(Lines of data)
--------

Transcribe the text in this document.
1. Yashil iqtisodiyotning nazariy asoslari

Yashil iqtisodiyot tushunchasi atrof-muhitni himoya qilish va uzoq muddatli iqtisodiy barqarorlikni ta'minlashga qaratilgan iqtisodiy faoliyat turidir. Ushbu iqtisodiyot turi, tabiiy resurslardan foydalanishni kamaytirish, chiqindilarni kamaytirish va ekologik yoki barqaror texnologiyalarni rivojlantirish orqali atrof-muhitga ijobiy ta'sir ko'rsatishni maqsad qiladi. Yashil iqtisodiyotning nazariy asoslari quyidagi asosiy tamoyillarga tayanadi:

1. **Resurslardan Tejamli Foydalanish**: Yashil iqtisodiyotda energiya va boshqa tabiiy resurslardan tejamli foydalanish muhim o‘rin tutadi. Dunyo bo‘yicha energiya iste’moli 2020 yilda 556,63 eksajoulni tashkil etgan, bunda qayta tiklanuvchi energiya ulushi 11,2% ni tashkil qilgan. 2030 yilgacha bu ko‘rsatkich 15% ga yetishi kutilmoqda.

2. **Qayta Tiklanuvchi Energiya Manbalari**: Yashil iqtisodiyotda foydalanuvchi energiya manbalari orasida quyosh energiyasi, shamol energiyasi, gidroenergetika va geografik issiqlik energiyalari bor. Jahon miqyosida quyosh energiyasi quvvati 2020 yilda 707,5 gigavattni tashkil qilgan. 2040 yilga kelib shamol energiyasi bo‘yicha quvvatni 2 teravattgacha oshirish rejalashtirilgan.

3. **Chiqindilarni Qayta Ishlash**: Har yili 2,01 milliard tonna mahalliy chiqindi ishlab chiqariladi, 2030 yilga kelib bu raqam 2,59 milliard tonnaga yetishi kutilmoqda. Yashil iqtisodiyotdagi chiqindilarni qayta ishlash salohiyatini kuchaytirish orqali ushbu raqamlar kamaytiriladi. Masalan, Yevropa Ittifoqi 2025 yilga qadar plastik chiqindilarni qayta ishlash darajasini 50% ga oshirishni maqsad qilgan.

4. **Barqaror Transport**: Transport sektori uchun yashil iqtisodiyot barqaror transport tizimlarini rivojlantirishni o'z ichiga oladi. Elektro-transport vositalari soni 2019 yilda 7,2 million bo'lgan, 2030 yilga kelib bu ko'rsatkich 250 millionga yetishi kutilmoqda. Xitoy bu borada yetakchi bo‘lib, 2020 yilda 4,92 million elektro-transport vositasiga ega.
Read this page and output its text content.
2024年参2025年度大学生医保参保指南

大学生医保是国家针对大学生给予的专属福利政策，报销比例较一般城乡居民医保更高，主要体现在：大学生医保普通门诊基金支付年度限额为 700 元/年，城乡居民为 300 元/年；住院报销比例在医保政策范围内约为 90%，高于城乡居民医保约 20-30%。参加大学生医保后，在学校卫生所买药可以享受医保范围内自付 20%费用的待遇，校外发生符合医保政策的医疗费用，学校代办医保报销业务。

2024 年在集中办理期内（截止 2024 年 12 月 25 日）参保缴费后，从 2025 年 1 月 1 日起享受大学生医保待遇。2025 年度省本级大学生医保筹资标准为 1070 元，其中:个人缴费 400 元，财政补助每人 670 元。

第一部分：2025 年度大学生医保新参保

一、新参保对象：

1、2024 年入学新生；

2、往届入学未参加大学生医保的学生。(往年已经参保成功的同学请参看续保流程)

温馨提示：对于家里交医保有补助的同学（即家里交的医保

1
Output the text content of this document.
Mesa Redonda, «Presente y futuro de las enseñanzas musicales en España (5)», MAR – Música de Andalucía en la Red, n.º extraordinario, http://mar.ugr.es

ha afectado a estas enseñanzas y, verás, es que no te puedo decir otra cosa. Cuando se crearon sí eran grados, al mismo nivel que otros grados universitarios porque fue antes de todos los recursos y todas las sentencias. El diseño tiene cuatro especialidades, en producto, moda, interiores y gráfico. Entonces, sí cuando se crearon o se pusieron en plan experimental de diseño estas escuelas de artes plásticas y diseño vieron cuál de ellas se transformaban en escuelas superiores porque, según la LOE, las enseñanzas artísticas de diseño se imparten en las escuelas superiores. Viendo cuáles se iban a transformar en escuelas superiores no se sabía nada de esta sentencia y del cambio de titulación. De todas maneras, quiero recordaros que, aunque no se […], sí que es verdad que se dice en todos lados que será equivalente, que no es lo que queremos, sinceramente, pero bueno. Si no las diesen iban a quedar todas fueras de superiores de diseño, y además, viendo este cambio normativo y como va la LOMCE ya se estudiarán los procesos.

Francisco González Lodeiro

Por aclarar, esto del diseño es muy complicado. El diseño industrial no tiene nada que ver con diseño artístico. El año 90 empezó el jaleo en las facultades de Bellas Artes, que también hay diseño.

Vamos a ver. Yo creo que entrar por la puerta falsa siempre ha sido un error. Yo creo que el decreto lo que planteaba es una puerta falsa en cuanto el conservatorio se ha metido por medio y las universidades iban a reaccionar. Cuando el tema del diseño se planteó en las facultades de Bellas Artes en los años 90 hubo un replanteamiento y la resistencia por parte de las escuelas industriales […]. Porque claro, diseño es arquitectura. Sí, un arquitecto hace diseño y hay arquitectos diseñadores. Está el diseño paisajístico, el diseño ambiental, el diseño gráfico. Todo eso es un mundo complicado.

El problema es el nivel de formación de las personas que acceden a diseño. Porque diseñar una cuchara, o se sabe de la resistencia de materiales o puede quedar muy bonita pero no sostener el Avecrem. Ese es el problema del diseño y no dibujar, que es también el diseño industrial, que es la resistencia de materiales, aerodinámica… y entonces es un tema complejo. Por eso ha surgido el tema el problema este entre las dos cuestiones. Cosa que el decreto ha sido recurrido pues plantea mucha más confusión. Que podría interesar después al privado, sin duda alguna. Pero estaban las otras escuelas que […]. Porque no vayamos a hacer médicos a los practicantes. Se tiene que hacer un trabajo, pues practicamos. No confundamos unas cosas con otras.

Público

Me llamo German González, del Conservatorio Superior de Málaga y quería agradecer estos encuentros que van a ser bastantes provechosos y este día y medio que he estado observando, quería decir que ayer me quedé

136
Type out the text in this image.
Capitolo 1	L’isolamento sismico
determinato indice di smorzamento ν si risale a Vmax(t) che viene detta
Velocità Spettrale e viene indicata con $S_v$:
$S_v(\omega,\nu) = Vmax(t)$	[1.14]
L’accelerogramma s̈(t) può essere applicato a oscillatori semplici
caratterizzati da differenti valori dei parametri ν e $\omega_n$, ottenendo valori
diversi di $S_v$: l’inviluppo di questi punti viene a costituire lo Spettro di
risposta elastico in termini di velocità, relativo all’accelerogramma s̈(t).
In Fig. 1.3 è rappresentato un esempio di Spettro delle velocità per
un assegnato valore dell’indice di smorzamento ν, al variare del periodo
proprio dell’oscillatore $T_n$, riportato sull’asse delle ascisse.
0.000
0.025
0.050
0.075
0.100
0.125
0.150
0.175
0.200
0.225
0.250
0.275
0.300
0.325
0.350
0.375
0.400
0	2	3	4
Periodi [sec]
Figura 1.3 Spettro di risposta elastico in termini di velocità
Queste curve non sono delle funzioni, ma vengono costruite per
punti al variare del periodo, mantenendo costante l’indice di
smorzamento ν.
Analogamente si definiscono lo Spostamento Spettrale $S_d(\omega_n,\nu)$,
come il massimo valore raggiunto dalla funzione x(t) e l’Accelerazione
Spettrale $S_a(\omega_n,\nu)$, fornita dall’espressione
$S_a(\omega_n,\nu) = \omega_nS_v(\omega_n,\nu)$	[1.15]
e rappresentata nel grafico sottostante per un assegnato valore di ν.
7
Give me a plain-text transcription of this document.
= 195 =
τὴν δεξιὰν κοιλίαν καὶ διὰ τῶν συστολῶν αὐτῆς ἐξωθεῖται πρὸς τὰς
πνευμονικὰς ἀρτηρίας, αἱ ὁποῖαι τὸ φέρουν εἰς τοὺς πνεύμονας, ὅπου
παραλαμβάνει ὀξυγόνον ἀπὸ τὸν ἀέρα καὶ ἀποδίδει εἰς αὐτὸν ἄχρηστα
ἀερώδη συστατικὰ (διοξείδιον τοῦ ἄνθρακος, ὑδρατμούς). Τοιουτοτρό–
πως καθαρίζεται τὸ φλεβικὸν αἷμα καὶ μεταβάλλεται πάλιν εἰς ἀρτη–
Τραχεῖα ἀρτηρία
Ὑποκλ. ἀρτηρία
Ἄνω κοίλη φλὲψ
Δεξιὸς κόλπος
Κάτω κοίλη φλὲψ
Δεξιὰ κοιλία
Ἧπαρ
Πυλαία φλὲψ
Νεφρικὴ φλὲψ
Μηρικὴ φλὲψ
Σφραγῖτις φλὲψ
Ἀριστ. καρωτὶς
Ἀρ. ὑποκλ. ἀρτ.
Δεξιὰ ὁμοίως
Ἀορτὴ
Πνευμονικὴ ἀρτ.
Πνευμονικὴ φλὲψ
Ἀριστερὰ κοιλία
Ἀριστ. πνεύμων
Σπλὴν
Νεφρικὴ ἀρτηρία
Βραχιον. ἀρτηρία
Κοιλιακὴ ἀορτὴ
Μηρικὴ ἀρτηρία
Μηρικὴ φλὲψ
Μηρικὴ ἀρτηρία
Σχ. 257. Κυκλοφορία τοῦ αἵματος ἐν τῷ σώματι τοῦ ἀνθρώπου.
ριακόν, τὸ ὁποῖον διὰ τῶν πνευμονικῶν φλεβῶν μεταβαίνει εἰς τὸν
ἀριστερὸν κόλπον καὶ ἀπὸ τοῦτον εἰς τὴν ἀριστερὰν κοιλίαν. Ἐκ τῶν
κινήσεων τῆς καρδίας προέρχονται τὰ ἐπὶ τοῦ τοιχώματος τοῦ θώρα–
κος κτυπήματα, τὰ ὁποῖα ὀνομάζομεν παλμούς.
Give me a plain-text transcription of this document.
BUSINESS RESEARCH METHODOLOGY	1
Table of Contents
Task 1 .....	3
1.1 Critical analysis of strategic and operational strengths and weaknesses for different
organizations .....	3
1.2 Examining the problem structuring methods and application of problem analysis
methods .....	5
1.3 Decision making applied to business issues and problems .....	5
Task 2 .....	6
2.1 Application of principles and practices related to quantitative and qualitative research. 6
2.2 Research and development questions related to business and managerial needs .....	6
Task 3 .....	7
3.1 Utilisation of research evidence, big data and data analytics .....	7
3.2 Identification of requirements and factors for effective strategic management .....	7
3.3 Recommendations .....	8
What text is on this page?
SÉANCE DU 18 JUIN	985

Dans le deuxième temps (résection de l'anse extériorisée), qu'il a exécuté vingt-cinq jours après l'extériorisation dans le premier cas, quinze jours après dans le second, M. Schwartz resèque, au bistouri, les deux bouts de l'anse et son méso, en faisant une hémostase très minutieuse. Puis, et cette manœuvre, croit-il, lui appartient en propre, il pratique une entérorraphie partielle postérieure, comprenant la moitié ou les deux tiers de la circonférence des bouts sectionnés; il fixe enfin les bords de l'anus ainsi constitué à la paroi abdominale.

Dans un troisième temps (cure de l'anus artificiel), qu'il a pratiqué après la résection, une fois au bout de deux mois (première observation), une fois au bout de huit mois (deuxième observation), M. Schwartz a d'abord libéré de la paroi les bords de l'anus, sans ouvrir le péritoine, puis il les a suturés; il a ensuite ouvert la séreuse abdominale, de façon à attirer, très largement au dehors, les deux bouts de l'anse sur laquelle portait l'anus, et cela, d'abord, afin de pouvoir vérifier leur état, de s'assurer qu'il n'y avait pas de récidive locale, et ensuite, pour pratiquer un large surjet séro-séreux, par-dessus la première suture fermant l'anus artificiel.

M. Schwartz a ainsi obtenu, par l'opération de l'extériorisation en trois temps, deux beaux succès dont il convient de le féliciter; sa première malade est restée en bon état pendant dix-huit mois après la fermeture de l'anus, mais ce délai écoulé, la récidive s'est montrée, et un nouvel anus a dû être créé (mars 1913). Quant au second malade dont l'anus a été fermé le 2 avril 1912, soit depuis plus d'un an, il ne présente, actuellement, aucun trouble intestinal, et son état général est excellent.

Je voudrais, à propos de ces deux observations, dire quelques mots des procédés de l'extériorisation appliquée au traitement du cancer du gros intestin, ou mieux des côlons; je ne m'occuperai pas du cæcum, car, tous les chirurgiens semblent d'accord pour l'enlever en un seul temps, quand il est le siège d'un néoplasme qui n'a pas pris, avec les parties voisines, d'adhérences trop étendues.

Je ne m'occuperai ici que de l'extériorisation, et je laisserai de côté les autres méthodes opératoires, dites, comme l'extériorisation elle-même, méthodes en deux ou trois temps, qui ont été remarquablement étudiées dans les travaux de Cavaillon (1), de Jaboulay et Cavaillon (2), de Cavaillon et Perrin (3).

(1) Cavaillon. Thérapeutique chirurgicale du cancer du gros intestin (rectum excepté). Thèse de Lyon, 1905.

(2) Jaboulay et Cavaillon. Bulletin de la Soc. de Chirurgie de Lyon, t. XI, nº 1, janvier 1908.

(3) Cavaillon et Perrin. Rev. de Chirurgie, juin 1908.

--------

Report the number of lines in the entries above that include the word "accelerogramma" and add nothing to it.

▶ [THE COMPLETED TASK]: 2